:: Task objective ::
Copy out the lines that have "screenshot" in them.

========================

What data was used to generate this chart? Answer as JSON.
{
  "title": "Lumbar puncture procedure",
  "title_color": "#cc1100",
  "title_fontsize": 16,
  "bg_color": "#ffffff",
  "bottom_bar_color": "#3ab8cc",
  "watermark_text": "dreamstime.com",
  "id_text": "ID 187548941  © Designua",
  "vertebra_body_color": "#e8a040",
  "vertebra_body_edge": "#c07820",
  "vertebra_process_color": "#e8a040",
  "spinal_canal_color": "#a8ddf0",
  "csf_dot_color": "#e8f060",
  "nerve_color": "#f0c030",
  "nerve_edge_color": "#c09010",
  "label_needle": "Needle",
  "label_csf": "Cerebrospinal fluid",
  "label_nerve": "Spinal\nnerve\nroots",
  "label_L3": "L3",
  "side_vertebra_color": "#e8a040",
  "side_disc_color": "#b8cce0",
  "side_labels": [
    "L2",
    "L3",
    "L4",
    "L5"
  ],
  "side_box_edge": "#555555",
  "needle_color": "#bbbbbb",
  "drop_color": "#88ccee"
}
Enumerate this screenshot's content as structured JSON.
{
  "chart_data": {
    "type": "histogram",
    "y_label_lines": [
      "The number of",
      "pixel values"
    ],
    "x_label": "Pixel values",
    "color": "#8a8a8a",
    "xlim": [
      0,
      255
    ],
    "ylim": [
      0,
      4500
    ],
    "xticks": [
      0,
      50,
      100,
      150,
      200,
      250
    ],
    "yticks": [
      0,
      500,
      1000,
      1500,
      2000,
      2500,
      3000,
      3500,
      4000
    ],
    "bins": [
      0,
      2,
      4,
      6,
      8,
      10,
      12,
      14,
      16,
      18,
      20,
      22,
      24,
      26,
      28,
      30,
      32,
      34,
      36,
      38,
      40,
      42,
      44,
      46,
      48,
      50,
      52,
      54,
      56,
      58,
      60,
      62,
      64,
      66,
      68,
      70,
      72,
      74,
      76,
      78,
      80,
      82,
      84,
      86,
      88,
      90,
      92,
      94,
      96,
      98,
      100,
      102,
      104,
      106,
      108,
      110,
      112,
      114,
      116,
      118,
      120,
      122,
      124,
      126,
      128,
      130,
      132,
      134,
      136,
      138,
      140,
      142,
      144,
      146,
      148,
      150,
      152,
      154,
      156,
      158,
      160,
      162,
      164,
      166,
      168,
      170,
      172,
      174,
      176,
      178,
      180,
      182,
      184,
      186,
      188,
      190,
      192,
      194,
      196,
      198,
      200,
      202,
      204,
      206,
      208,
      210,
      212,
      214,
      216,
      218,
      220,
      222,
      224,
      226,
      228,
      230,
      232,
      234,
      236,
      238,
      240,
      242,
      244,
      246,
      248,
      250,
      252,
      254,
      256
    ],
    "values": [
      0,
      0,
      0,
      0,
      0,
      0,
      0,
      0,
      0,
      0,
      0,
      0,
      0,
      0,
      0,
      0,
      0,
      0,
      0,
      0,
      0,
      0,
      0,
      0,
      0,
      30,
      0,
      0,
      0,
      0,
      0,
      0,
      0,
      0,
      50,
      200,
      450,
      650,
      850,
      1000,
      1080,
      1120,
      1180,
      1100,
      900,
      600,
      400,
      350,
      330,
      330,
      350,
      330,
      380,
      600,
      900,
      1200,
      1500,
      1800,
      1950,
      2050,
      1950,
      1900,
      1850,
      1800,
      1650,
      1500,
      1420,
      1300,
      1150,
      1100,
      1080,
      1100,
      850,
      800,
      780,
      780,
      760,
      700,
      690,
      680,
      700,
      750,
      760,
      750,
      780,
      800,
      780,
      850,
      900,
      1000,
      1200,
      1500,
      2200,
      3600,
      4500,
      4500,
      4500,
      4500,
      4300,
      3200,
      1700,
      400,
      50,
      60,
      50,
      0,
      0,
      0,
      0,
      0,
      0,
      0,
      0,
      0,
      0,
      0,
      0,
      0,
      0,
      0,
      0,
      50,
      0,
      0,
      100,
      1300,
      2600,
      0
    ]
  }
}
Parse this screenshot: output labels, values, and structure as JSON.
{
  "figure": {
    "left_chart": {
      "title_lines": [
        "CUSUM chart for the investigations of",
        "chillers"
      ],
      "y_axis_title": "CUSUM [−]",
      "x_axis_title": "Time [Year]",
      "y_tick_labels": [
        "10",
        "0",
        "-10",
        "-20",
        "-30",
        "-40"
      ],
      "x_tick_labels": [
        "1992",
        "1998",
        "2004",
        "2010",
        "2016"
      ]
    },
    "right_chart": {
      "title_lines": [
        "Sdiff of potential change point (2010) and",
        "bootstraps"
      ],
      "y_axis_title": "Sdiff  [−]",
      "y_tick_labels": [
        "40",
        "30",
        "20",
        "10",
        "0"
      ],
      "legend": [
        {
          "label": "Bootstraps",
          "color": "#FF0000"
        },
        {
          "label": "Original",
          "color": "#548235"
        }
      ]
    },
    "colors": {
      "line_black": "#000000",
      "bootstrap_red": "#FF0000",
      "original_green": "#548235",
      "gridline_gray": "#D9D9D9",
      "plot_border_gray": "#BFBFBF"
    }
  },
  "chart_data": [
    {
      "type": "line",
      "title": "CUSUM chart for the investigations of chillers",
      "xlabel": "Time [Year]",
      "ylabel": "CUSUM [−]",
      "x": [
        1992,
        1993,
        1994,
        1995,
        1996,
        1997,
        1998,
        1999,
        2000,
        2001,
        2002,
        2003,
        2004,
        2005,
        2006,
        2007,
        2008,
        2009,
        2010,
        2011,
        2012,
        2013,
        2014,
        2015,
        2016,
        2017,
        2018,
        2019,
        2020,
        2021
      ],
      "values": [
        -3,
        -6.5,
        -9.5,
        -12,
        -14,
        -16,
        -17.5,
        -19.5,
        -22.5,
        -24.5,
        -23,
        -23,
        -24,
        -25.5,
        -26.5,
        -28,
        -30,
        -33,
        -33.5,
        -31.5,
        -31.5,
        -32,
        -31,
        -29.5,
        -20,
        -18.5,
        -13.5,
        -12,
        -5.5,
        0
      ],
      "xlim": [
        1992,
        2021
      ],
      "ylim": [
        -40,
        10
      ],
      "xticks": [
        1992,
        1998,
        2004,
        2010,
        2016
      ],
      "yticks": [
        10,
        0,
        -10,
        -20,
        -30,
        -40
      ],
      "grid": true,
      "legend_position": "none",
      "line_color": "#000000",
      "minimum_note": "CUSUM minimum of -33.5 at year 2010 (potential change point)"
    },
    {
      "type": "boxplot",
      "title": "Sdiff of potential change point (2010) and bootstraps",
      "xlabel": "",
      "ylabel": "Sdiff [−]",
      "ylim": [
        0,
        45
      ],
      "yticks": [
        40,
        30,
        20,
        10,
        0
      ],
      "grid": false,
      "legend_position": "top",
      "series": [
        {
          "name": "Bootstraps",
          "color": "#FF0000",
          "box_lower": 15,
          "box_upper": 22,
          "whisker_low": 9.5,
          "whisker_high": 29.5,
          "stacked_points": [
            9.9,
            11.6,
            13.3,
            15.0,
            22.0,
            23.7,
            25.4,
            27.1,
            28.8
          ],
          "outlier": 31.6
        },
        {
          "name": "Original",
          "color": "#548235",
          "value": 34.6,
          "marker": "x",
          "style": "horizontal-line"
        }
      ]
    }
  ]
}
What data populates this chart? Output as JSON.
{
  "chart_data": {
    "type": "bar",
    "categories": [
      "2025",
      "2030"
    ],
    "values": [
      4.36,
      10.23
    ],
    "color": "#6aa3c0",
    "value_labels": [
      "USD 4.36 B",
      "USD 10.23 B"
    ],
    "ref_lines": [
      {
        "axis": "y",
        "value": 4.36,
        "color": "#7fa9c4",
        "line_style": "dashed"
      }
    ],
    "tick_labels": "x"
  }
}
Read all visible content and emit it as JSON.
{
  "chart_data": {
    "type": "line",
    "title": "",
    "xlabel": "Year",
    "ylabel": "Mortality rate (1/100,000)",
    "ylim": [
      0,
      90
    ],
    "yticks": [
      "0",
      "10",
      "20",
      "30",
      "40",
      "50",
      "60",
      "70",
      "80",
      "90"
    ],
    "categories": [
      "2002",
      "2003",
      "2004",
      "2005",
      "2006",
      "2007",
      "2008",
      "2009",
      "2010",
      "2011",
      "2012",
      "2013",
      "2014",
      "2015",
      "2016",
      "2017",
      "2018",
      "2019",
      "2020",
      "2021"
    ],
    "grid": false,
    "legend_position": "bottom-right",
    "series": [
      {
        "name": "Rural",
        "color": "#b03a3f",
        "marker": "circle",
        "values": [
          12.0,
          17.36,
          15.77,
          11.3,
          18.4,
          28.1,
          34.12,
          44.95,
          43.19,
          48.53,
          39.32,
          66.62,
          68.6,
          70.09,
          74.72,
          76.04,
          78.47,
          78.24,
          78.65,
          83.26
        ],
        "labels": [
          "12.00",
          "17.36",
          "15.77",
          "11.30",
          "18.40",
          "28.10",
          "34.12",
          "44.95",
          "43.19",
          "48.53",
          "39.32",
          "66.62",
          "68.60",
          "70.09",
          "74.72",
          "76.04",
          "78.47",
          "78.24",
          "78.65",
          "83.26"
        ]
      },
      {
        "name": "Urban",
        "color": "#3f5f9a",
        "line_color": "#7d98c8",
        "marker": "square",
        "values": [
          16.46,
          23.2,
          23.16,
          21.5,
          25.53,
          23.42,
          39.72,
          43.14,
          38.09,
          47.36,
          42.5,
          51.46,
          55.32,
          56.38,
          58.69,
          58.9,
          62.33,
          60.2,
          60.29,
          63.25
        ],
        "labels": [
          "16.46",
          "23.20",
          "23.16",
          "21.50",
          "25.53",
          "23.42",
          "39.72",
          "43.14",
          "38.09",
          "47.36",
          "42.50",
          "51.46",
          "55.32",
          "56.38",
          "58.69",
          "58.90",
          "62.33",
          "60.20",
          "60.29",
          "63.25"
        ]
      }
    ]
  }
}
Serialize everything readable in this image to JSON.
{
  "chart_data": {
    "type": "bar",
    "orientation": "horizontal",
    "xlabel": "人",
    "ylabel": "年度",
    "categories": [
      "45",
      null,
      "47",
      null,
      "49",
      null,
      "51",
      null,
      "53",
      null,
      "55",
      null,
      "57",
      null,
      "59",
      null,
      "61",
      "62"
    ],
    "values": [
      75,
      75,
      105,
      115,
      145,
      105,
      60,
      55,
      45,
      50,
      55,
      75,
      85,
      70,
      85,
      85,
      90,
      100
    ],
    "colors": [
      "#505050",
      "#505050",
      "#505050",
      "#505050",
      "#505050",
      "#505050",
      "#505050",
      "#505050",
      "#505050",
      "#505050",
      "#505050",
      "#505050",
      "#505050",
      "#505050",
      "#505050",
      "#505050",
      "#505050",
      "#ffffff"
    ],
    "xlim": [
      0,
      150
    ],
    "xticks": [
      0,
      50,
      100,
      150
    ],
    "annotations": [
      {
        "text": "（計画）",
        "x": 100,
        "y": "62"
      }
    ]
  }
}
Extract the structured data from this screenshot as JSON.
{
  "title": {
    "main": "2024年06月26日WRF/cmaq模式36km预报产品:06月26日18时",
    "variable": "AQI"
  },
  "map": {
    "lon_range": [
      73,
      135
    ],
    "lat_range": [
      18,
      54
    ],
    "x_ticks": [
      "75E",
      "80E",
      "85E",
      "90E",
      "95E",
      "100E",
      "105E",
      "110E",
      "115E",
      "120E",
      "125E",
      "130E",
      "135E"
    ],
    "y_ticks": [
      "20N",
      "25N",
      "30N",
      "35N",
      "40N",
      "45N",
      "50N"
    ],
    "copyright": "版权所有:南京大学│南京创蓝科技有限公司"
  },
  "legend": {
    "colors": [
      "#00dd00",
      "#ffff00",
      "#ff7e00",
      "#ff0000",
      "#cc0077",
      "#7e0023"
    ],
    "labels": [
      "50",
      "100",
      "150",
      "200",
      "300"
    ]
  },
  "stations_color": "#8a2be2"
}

========================

:: Answer for the task ::
Enumerate this screenshot's content as structured JSON.
Parse this screenshot: output labels, values, and structure as JSON.
Extract the structured data from this screenshot as JSON.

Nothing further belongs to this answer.